- Data for this exercise
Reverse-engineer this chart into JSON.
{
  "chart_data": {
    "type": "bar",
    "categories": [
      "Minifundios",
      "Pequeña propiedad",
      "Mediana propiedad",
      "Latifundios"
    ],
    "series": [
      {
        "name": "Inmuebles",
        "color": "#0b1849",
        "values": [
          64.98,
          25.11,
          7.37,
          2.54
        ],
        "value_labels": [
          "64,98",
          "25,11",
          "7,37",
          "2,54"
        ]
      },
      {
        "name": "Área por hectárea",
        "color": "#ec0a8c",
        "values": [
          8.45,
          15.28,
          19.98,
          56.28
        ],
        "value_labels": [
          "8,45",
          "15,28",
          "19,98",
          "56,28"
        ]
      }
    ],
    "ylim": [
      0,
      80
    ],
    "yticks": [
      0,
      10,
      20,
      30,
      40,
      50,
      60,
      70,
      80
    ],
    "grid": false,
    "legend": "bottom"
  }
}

- Goal of the exercise
Write out all of the records above exactly as they appear.

- Task response
Reverse-engineer this chart into JSON.
{
  "chart_data": {
    "type": "bar",
    "categories": [
      "Minifundios",
      "Pequeña propiedad",
      "Mediana propiedad",
      "Latifundios"
    ],
    "series": [
      {
        "name": "Inmuebles",
        "color": "#0b1849",
        "values": [
          64.98,
          25.11,
          7.37,
          2.54
        ],
        "value_labels": [
          "64,98",
          "25,11",
          "7,37",
          "2,54"
        ]
      },
      {
        "name": "Área por hectárea",
        "color": "#ec0a8c",
        "values": [
          8.45,
          15.28,
          19.98,
          56.28
        ],
        "value_labels": [
          "8,45",
          "15,28",
          "19,98",
          "56,28"
        ]
      }
    ],
    "ylim": [
      0,
      80
    ],
    "yticks": [
      0,
      10,
      20,
      30,
      40,
      50,
      60,
      70,
      80
    ],
    "grid": false,
    "legend": "bottom"
  }
}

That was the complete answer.